**The exercise**
Below is a listing; reproduce each line of it exactly.

** Start of Supplied entries **

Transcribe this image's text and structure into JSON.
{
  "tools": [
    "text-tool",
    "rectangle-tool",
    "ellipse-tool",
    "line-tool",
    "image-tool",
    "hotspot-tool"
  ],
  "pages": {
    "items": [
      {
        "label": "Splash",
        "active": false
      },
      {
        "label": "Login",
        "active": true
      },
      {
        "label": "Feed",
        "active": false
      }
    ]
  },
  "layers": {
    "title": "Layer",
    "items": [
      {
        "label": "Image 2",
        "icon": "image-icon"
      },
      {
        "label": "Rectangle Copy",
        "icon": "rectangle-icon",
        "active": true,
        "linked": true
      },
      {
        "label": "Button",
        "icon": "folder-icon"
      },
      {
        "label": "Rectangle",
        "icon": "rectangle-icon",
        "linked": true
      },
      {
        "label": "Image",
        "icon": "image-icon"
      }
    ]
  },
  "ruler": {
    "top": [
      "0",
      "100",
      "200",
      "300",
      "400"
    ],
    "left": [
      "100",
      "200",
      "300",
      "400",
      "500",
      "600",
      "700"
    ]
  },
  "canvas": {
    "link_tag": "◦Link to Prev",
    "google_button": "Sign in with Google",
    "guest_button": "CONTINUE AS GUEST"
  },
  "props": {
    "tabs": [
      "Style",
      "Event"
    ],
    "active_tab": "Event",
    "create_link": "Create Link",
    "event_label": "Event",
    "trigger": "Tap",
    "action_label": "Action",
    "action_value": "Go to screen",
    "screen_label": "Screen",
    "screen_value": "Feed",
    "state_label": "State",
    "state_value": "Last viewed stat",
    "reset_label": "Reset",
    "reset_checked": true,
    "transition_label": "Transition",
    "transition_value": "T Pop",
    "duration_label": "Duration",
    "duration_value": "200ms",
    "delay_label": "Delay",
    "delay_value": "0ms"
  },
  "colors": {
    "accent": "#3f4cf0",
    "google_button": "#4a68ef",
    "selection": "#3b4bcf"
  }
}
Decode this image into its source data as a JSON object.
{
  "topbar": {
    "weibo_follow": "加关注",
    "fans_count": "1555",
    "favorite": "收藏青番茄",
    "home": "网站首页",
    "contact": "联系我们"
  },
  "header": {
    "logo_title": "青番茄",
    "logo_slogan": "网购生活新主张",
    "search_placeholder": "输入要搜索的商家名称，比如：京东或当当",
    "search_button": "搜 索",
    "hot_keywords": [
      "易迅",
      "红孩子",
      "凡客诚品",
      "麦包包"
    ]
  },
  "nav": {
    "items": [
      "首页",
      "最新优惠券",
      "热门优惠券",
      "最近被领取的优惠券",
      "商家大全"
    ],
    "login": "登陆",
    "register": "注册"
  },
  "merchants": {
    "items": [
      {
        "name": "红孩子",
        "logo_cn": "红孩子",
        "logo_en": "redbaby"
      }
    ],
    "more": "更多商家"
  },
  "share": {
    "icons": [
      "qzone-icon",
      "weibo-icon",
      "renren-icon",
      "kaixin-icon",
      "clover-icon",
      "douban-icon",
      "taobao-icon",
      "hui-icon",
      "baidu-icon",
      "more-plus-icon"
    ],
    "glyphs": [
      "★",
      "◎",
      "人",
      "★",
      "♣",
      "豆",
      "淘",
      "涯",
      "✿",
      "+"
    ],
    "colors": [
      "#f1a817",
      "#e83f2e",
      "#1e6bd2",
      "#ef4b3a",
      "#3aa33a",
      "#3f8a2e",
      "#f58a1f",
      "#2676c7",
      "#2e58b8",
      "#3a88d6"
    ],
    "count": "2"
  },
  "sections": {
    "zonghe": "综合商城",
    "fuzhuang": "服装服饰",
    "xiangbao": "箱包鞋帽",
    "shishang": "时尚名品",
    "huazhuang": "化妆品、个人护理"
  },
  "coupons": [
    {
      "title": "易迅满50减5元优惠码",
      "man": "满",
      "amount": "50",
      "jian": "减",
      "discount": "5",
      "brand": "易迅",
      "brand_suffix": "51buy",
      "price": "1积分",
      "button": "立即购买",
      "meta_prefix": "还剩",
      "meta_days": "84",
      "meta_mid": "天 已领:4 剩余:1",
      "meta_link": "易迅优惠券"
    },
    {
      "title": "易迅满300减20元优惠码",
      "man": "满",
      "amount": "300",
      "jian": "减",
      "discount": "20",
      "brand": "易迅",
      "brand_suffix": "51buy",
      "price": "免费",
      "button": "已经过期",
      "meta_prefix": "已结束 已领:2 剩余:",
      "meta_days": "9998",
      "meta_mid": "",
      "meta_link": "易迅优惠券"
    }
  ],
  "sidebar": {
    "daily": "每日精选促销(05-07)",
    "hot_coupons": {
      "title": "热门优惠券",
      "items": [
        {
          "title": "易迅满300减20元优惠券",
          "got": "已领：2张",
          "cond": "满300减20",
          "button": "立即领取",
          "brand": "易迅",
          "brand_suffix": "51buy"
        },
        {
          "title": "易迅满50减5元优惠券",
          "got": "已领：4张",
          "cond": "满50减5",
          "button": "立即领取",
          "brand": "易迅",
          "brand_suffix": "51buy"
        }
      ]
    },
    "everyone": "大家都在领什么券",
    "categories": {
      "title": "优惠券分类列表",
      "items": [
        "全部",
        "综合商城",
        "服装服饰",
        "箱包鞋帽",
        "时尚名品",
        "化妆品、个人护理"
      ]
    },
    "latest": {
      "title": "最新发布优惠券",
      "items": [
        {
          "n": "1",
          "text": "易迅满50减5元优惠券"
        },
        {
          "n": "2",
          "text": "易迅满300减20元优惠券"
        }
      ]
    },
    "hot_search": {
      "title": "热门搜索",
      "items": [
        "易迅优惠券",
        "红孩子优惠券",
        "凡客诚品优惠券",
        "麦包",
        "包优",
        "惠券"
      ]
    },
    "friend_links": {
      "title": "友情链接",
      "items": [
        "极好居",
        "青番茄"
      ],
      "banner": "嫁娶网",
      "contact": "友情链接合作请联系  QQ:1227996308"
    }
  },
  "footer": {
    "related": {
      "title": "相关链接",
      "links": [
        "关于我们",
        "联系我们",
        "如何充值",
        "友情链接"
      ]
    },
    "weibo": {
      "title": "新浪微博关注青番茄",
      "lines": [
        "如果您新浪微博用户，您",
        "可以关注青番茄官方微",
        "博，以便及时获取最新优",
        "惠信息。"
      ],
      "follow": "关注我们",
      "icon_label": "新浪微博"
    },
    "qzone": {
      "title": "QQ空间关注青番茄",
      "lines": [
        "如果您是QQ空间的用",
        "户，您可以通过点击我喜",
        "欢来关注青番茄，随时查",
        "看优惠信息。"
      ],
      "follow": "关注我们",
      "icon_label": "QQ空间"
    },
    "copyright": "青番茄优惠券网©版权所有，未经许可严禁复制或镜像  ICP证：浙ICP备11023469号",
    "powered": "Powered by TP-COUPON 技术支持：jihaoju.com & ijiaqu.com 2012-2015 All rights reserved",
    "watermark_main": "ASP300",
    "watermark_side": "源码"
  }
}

** End of Supplied entries **

**Output below**
Transcribe this image's text and structure into JSON.
{
  "tools": [
    "text-tool",
    "rectangle-tool",
    "ellipse-tool",
    "line-tool",
    "image-tool",
    "hotspot-tool"
  ],
  "pages": {
    "items": [
      {
        "label": "Splash",
        "active": false
      },
      {
        "label": "Login",
        "active": true
      },
      {
        "label": "Feed",
        "active": false
      }
    ]
  },
  "layers": {
    "title": "Layer",
    "items": [
      {
        "label": "Image 2",
        "icon": "image-icon"
      },
      {
        "label": "Rectangle Copy",
        "icon": "rectangle-icon",
        "active": true,
        "linked": true
      },
      {
        "label": "Button",
        "icon": "folder-icon"
      },
      {
        "label": "Rectangle",
        "icon": "rectangle-icon",
        "linked": true
      },
      {
        "label": "Image",
        "icon": "image-icon"
      }
    ]
  },
  "ruler": {
    "top": [
      "0",
      "100",
      "200",
      "300",
      "400"
    ],
    "left": [
      "100",
      "200",
      "300",
      "400",
      "500",
      "600",
      "700"
    ]
  },
  "canvas": {
    "link_tag": "◦Link to Prev",
    "google_button": "Sign in with Google",
    "guest_button": "CONTINUE AS GUEST"
  },
  "props": {
    "tabs": [
      "Style",
      "Event"
    ],
    "active_tab": "Event",
    "create_link": "Create Link",
    "event_label": "Event",
    "trigger": "Tap",
    "action_label": "Action",
    "action_value": "Go to screen",
    "screen_label": "Screen",
    "screen_value": "Feed",
    "state_label": "State",
    "state_value": "Last viewed stat",
    "reset_label": "Reset",
    "reset_checked": true,
    "transition_label": "Transition",
    "transition_value": "T Pop",
    "duration_label": "Duration",
    "duration_value": "200ms",
    "delay_label": "Delay",
    "delay_value": "0ms"
  },
  "colors": {
    "accent": "#3f4cf0",
    "google_button": "#4a68ef",
    "selection": "#3b4bcf"
  }
}
Decode this image into its source data as a JSON object.
{
  "topbar": {
    "weibo_follow": "加关注",
    "fans_count": "1555",
    "favorite": "收藏青番茄",
    "home": "网站首页",
    "contact": "联系我们"
  },
  "header": {
    "logo_title": "青番茄",
    "logo_slogan": "网购生活新主张",
    "search_placeholder": "输入要搜索的商家名称，比如：京东或当当",
    "search_button": "搜 索",
    "hot_keywords": [
      "易迅",
      "红孩子",
      "凡客诚品",
      "麦包包"
    ]
  },
  "nav": {
    "items": [
      "首页",
      "最新优惠券",
      "热门优惠券",
      "最近被领取的优惠券",
      "商家大全"
    ],
    "login": "登陆",
    "register": "注册"
  },
  "merchants": {
    "items": [
      {
        "name": "红孩子",
        "logo_cn": "红孩子",
        "logo_en": "redbaby"
      }
    ],
    "more": "更多商家"
  },
  "share": {
    "icons": [
      "qzone-icon",
      "weibo-icon",
      "renren-icon",
      "kaixin-icon",
      "clover-icon",
      "douban-icon",
      "taobao-icon",
      "hui-icon",
      "baidu-icon",
      "more-plus-icon"
    ],
    "glyphs": [
      "★",
      "◎",
      "人",
      "★",
      "♣",
      "豆",
      "淘",
      "涯",
      "✿",
      "+"
    ],
    "colors": [
      "#f1a817",
      "#e83f2e",
      "#1e6bd2",
      "#ef4b3a",
      "#3aa33a",
      "#3f8a2e",
      "#f58a1f",
      "#2676c7",
      "#2e58b8",
      "#3a88d6"
    ],
    "count": "2"
  },
  "sections": {
    "zonghe": "综合商城",
    "fuzhuang": "服装服饰",
    "xiangbao": "箱包鞋帽",
    "shishang": "时尚名品",
    "huazhuang": "化妆品、个人护理"
  },
  "coupons": [
    {
      "title": "易迅满50减5元优惠码",
      "man": "满",
      "amount": "50",
      "jian": "减",
      "discount": "5",
      "brand": "易迅",
      "brand_suffix": "51buy",
      "price": "1积分",
      "button": "立即购买",
      "meta_prefix": "还剩",
      "meta_days": "84",
      "meta_mid": "天 已领:4 剩余:1",
      "meta_link": "易迅优惠券"
    },
    {
      "title": "易迅满300减20元优惠码",
      "man": "满",
      "amount": "300",
      "jian": "减",
      "discount": "20",
      "brand": "易迅",
      "brand_suffix": "51buy",
      "price": "免费",
      "button": "已经过期",
      "meta_prefix": "已结束 已领:2 剩余:",
      "meta_days": "9998",
      "meta_mid": "",
      "meta_link": "易迅优惠券"
    }
  ],
  "sidebar": {
    "daily": "每日精选促销(05-07)",
    "hot_coupons": {
      "title": "热门优惠券",
      "items": [
        {
          "title": "易迅满300减20元优惠券",
          "got": "已领：2张",
          "cond": "满300减20",
          "button": "立即领取",
          "brand": "易迅",
          "brand_suffix": "51buy"
        },
        {
          "title": "易迅满50减5元优惠券",
          "got": "已领：4张",
          "cond": "满50减5",
          "button": "立即领取",
          "brand": "易迅",
          "brand_suffix": "51buy"
        }
      ]
    },
    "everyone": "大家都在领什么券",
    "categories": {
      "title": "优惠券分类列表",
      "items": [
        "全部",
        "综合商城",
        "服装服饰",
        "箱包鞋帽",
        "时尚名品",
        "化妆品、个人护理"
      ]
    },
    "latest": {
      "title": "最新发布优惠券",
      "items": [
        {
          "n": "1",
          "text": "易迅满50减5元优惠券"
        },
        {
          "n": "2",
          "text": "易迅满300减20元优惠券"
        }
      ]
    },
    "hot_search": {
      "title": "热门搜索",
      "items": [
        "易迅优惠券",
        "红孩子优惠券",
        "凡客诚品优惠券",
        "麦包",
        "包优",
        "惠券"
      ]
    },
    "friend_links": {
      "title": "友情链接",
      "items": [
        "极好居",
        "青番茄"
      ],
      "banner": "嫁娶网",
      "contact": "友情链接合作请联系  QQ:1227996308"
    }
  },
  "footer": {
    "related": {
      "title": "相关链接",
      "links": [
        "关于我们",
        "联系我们",
        "如何充值",
        "友情链接"
      ]
    },
    "weibo": {
      "title": "新浪微博关注青番茄",
      "lines": [
        "如果您新浪微博用户，您",
        "可以关注青番茄官方微",
        "博，以便及时获取最新优",
        "惠信息。"
      ],
      "follow": "关注我们",
      "icon_label": "新浪微博"
    },
    "qzone": {
      "title": "QQ空间关注青番茄",
      "lines": [
        "如果您是QQ空间的用",
        "户，您可以通过点击我喜",
        "欢来关注青番茄，随时查",
        "看优惠信息。"
      ],
      "follow": "关注我们",
      "icon_label": "QQ空间"
    },
    "copyright": "青番茄优惠券网©版权所有，未经许可严禁复制或镜像  ICP证：浙ICP备11023469号",
    "powered": "Powered by TP-COUPON 技术支持：jihaoju.com & ijiaqu.com 2012-2015 All rights reserved",
    "watermark_main": "ASP300",
    "watermark_side": "源码"
  }
}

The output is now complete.